Problem details: The records below must be copied in full; omit the images.

Records for processing:
^^^^
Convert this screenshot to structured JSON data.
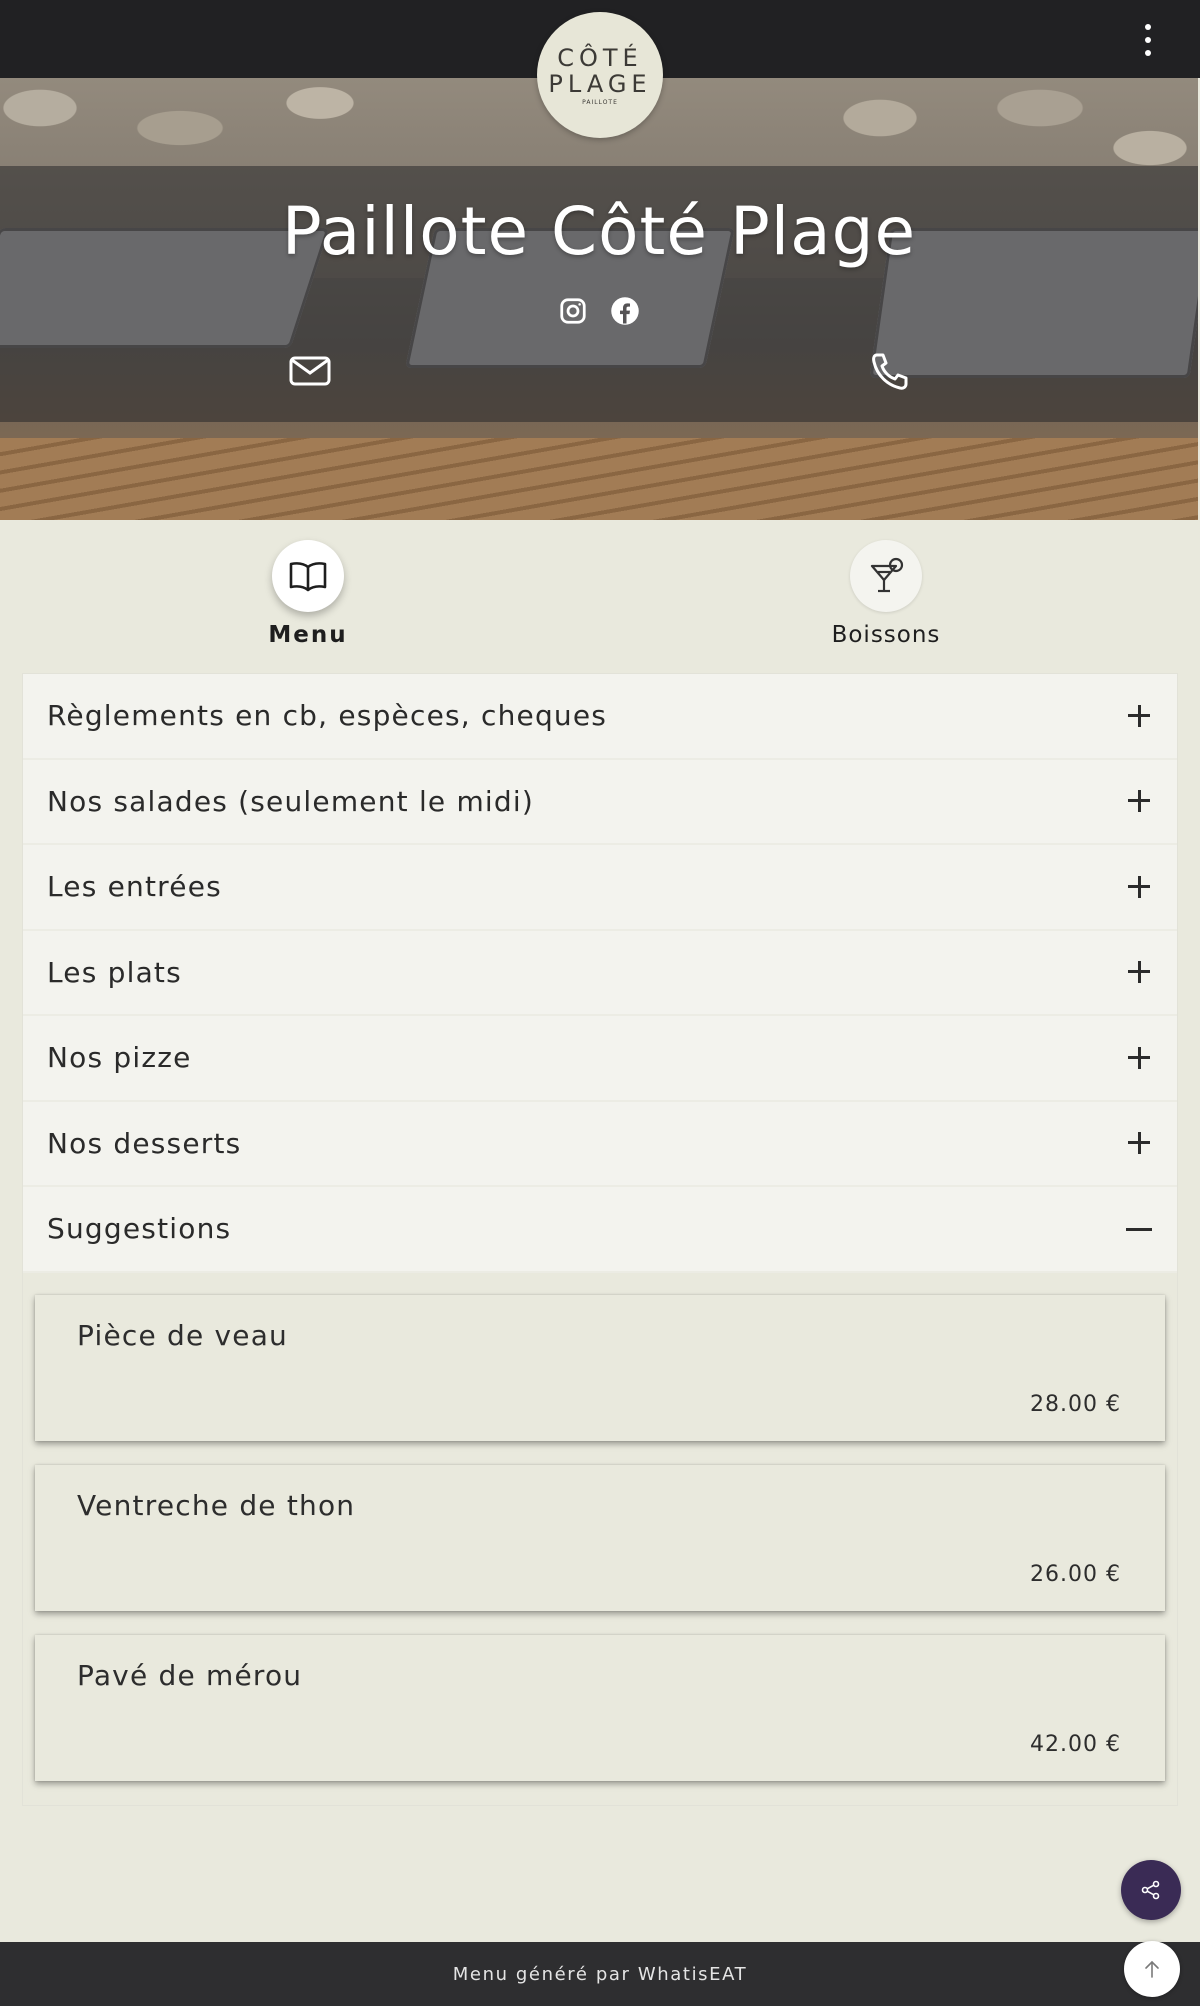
{
  "header": {
    "logo": {
      "line1": "CÔTÉ",
      "line2": "PLAGE",
      "line3": "PAILLOTE"
    },
    "menu_icon": "more-vertical-icon"
  },
  "hero": {
    "title": "Paillote Côté Plage",
    "social_icons": [
      "instagram-icon",
      "facebook-icon"
    ],
    "contact_icons": [
      "envelope-icon",
      "phone-icon"
    ]
  },
  "tabs": [
    {
      "label": "Menu",
      "icon": "book-icon",
      "active": true
    },
    {
      "label": "Boissons",
      "icon": "cocktail-icon",
      "active": false
    }
  ],
  "sections": [
    {
      "label": "Règlements en cb, espèces, cheques",
      "expanded": false
    },
    {
      "label": "Nos salades (seulement le midi)",
      "expanded": false
    },
    {
      "label": "Les entrées",
      "expanded": false
    },
    {
      "label": "Les plats",
      "expanded": false
    },
    {
      "label": "Nos pizze",
      "expanded": false
    },
    {
      "label": "Nos desserts",
      "expanded": false
    },
    {
      "label": "Suggestions",
      "expanded": true
    }
  ],
  "suggestions": [
    {
      "name": "Pièce de veau",
      "price": "28.00 €"
    },
    {
      "name": "Ventreche de thon",
      "price": "26.00 €"
    },
    {
      "name": "Pavé de mérou",
      "price": "42.00 €"
    }
  ],
  "footer": {
    "text": "Menu généré par WhatisEAT"
  },
  "floating": {
    "share_icon": "share-icon",
    "top_icon": "arrow-up-icon"
  },
  "colors": {
    "topbar": "#212123",
    "background": "#e9e9dd",
    "share_button": "#3a2b55",
    "footer": "#2e2e30"
  }
}
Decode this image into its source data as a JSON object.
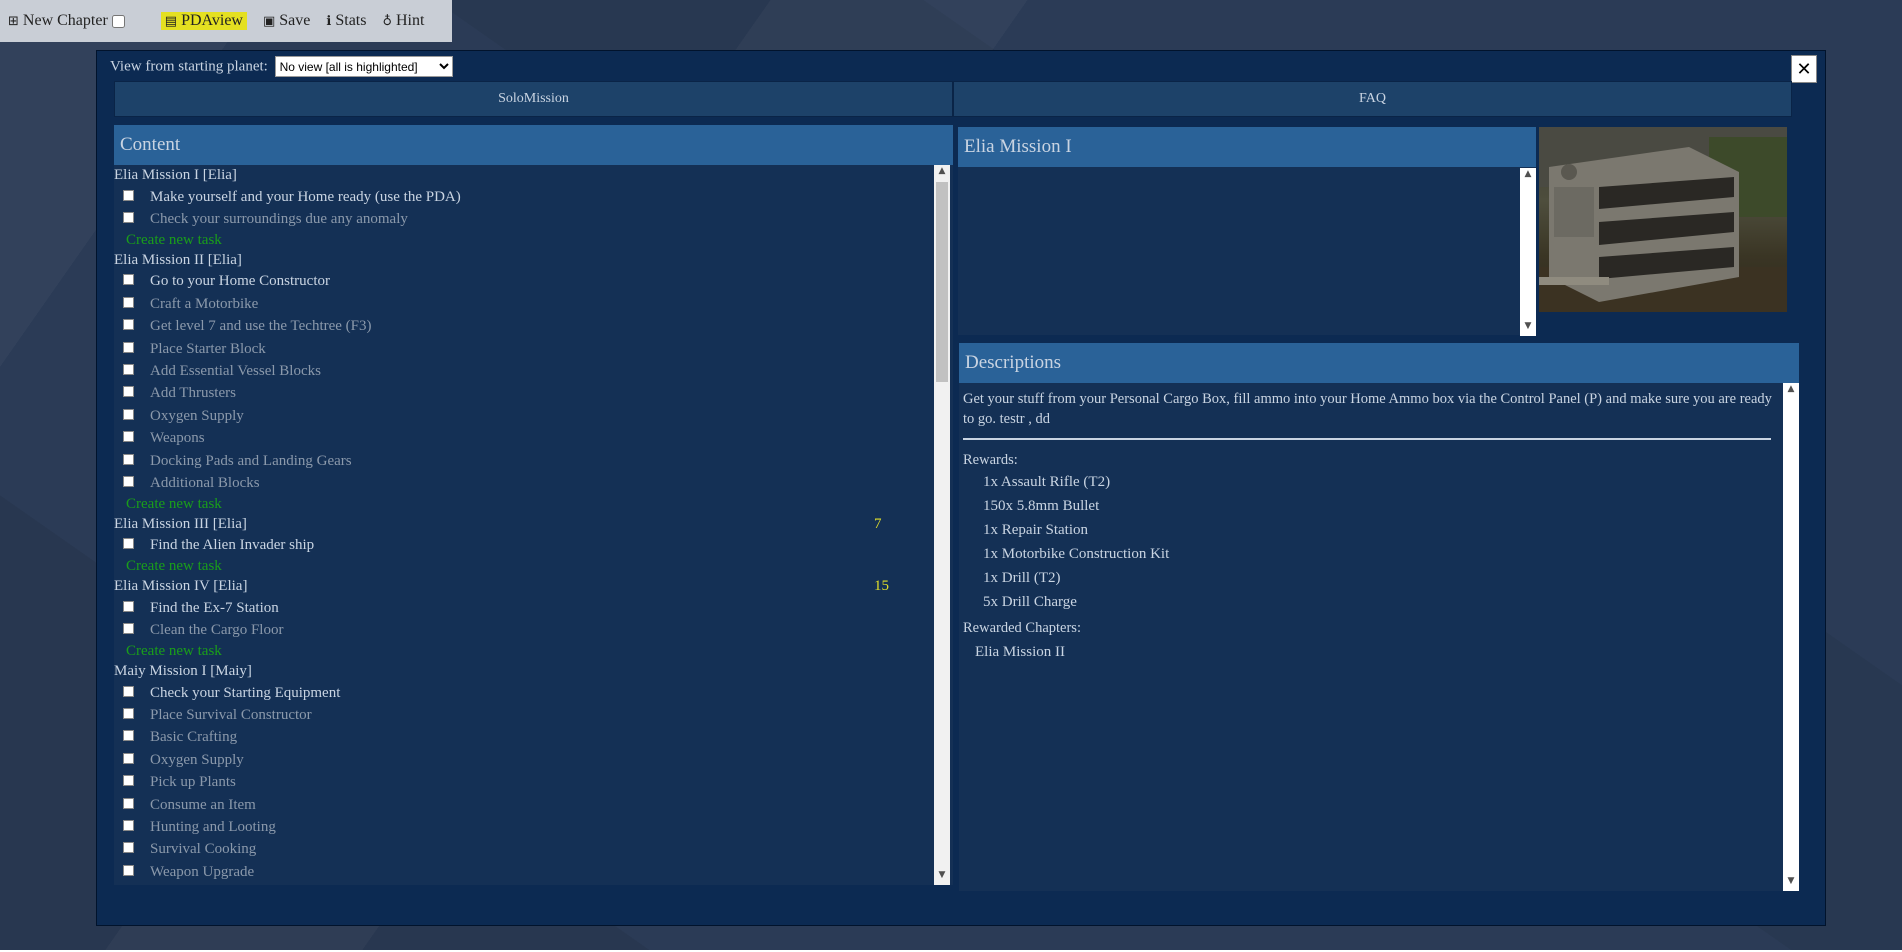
{
  "toolbar": {
    "new_chapter": "New Chapter",
    "pdaview": "PDAview",
    "save": "Save",
    "stats": "Stats",
    "hint": "Hint"
  },
  "view": {
    "label": "View from starting planet:",
    "selected": "No view [all is highlighted]"
  },
  "close_glyph": "✕",
  "tabs": [
    "SoloMission",
    "FAQ"
  ],
  "content": {
    "header": "Content",
    "create_label": "Create new task",
    "chapters": [
      {
        "title": "Elia Mission I [Elia]",
        "count": "",
        "tasks": [
          {
            "label": "Make yourself and your Home ready (use the PDA)",
            "bright": true
          },
          {
            "label": "Check your surroundings due any anomaly",
            "bright": false
          }
        ],
        "create": true
      },
      {
        "title": "Elia Mission II [Elia]",
        "count": "",
        "tasks": [
          {
            "label": "Go to your Home Constructor",
            "bright": true
          },
          {
            "label": "Craft a Motorbike",
            "bright": false
          },
          {
            "label": "Get level 7 and use the Techtree (F3)",
            "bright": false
          },
          {
            "label": "Place Starter Block",
            "bright": false
          },
          {
            "label": "Add Essential Vessel Blocks",
            "bright": false
          },
          {
            "label": "Add Thrusters",
            "bright": false
          },
          {
            "label": "Oxygen Supply",
            "bright": false
          },
          {
            "label": "Weapons",
            "bright": false
          },
          {
            "label": "Docking Pads and Landing Gears",
            "bright": false
          },
          {
            "label": "Additional Blocks",
            "bright": false
          }
        ],
        "create": true
      },
      {
        "title": "Elia Mission III [Elia]",
        "count": "7",
        "tasks": [
          {
            "label": "Find the Alien Invader ship",
            "bright": true
          }
        ],
        "create": true
      },
      {
        "title": "Elia Mission IV [Elia]",
        "count": "15",
        "tasks": [
          {
            "label": "Find the Ex-7 Station",
            "bright": true
          },
          {
            "label": "Clean the Cargo Floor",
            "bright": false
          }
        ],
        "create": true
      },
      {
        "title": "Maiy Mission I [Maiy]",
        "count": "",
        "tasks": [
          {
            "label": "Check your Starting Equipment",
            "bright": true
          },
          {
            "label": "Place Survival Constructor",
            "bright": false
          },
          {
            "label": "Basic Crafting",
            "bright": false
          },
          {
            "label": "Oxygen Supply",
            "bright": false
          },
          {
            "label": "Pick up Plants",
            "bright": false
          },
          {
            "label": "Consume an Item",
            "bright": false
          },
          {
            "label": "Hunting and Looting",
            "bright": false
          },
          {
            "label": "Survival Cooking",
            "bright": false
          },
          {
            "label": "Weapon Upgrade",
            "bright": false
          }
        ],
        "create": false
      }
    ]
  },
  "mission": {
    "title": "Elia Mission I"
  },
  "descriptions": {
    "header": "Descriptions",
    "text": "Get your stuff from your Personal Cargo Box, fill ammo into your Home Ammo box via the Control Panel (P) and make sure you are ready to go. testr , dd",
    "rewards_label": "Rewards:",
    "rewards": [
      "1x Assault Rifle (T2)",
      "150x 5.8mm Bullet",
      "1x Repair Station",
      "1x Motorbike Construction Kit",
      "1x Drill (T2)",
      "5x Drill Charge"
    ],
    "rewarded_chapters_label": "Rewarded Chapters:",
    "rewarded_chapters": [
      "Elia Mission II"
    ]
  },
  "colors": {
    "highlight": "#e4e021",
    "header_bg": "#2a6298",
    "panel_bg": "#143055",
    "create_task": "#1a9e1a",
    "count": "#e0de2a"
  }
}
^^^^
The answer:
Convert this screenshot to structured JSON data.
{
  "header": {
    "logo": {
      "line1": "CÔTÉ",
      "line2": "PLAGE",
      "line3": "PAILLOTE"
    },
    "menu_icon": "more-vertical-icon"
  },
  "hero": {
    "title": "Paillote Côté Plage",
    "social_icons": [
      "instagram-icon",
      "facebook-icon"
    ],
    "contact_icons": [
      "envelope-icon",
      "phone-icon"
    ]
  },
  "tabs": [
    {
      "label": "Menu",
      "icon": "book-icon",
      "active": true
    },
    {
      "label": "Boissons",
      "icon": "cocktail-icon",
      "active": false
    }
  ],
  "sections": [
    {
      "label": "Règlements en cb, espèces, cheques",
      "expanded": false
    },
    {
      "label": "Nos salades (seulement le midi)",
      "expanded": false
    },
    {
      "label": "Les entrées",
      "expanded": false
    },
    {
      "label": "Les plats",
      "expanded": false
    },
    {
      "label": "Nos pizze",
      "expanded": false
    },
    {
      "label": "Nos desserts",
      "expanded": false
    },
    {
      "label": "Suggestions",
      "expanded": true
    }
  ],
  "suggestions": [
    {
      "name": "Pièce de veau",
      "price": "28.00 €"
    },
    {
      "name": "Ventreche de thon",
      "price": "26.00 €"
    },
    {
      "name": "Pavé de mérou",
      "price": "42.00 €"
    }
  ],
  "footer": {
    "text": "Menu généré par WhatisEAT"
  },
  "floating": {
    "share_icon": "share-icon",
    "top_icon": "arrow-up-icon"
  },
  "colors": {
    "topbar": "#212123",
    "background": "#e9e9dd",
    "share_button": "#3a2b55",
    "footer": "#2e2e30"
  }
}
Decode this image into its source data as a JSON object.
{
  "toolbar": {
    "new_chapter": "New Chapter",
    "pdaview": "PDAview",
    "save": "Save",
    "stats": "Stats",
    "hint": "Hint"
  },
  "view": {
    "label": "View from starting planet:",
    "selected": "No view [all is highlighted]"
  },
  "close_glyph": "✕",
  "tabs": [
    "SoloMission",
    "FAQ"
  ],
  "content": {
    "header": "Content",
    "create_label": "Create new task",
    "chapters": [
      {
        "title": "Elia Mission I [Elia]",
        "count": "",
        "tasks": [
          {
            "label": "Make yourself and your Home ready (use the PDA)",
            "bright": true
          },
          {
            "label": "Check your surroundings due any anomaly",
            "bright": false
          }
        ],
        "create": true
      },
      {
        "title": "Elia Mission II [Elia]",
        "count": "",
        "tasks": [
          {
            "label": "Go to your Home Constructor",
            "bright": true
          },
          {
            "label": "Craft a Motorbike",
            "bright": false
          },
          {
            "label": "Get level 7 and use the Techtree (F3)",
            "bright": false
          },
          {
            "label": "Place Starter Block",
            "bright": false
          },
          {
            "label": "Add Essential Vessel Blocks",
            "bright": false
          },
          {
            "label": "Add Thrusters",
            "bright": false
          },
          {
            "label": "Oxygen Supply",
            "bright": false
          },
          {
            "label": "Weapons",
            "bright": false
          },
          {
            "label": "Docking Pads and Landing Gears",
            "bright": false
          },
          {
            "label": "Additional Blocks",
            "bright": false
          }
        ],
        "create": true
      },
      {
        "title": "Elia Mission III [Elia]",
        "count": "7",
        "tasks": [
          {
            "label": "Find the Alien Invader ship",
            "bright": true
          }
        ],
        "create": true
      },
      {
        "title": "Elia Mission IV [Elia]",
        "count": "15",
        "tasks": [
          {
            "label": "Find the Ex-7 Station",
            "bright": true
          },
          {
            "label": "Clean the Cargo Floor",
            "bright": false
          }
        ],
        "create": true
      },
      {
        "title": "Maiy Mission I [Maiy]",
        "count": "",
        "tasks": [
          {
            "label": "Check your Starting Equipment",
            "bright": true
          },
          {
            "label": "Place Survival Constructor",
            "bright": false
          },
          {
            "label": "Basic Crafting",
            "bright": false
          },
          {
            "label": "Oxygen Supply",
            "bright": false
          },
          {
            "label": "Pick up Plants",
            "bright": false
          },
          {
            "label": "Consume an Item",
            "bright": false
          },
          {
            "label": "Hunting and Looting",
            "bright": false
          },
          {
            "label": "Survival Cooking",
            "bright": false
          },
          {
            "label": "Weapon Upgrade",
            "bright": false
          }
        ],
        "create": false
      }
    ]
  },
  "mission": {
    "title": "Elia Mission I"
  },
  "descriptions": {
    "header": "Descriptions",
    "text": "Get your stuff from your Personal Cargo Box, fill ammo into your Home Ammo box via the Control Panel (P) and make sure you are ready to go. testr , dd",
    "rewards_label": "Rewards:",
    "rewards": [
      "1x Assault Rifle (T2)",
      "150x 5.8mm Bullet",
      "1x Repair Station",
      "1x Motorbike Construction Kit",
      "1x Drill (T2)",
      "5x Drill Charge"
    ],
    "rewarded_chapters_label": "Rewarded Chapters:",
    "rewarded_chapters": [
      "Elia Mission II"
    ]
  },
  "colors": {
    "highlight": "#e4e021",
    "header_bg": "#2a6298",
    "panel_bg": "#143055",
    "create_task": "#1a9e1a",
    "count": "#e0de2a"
  }
}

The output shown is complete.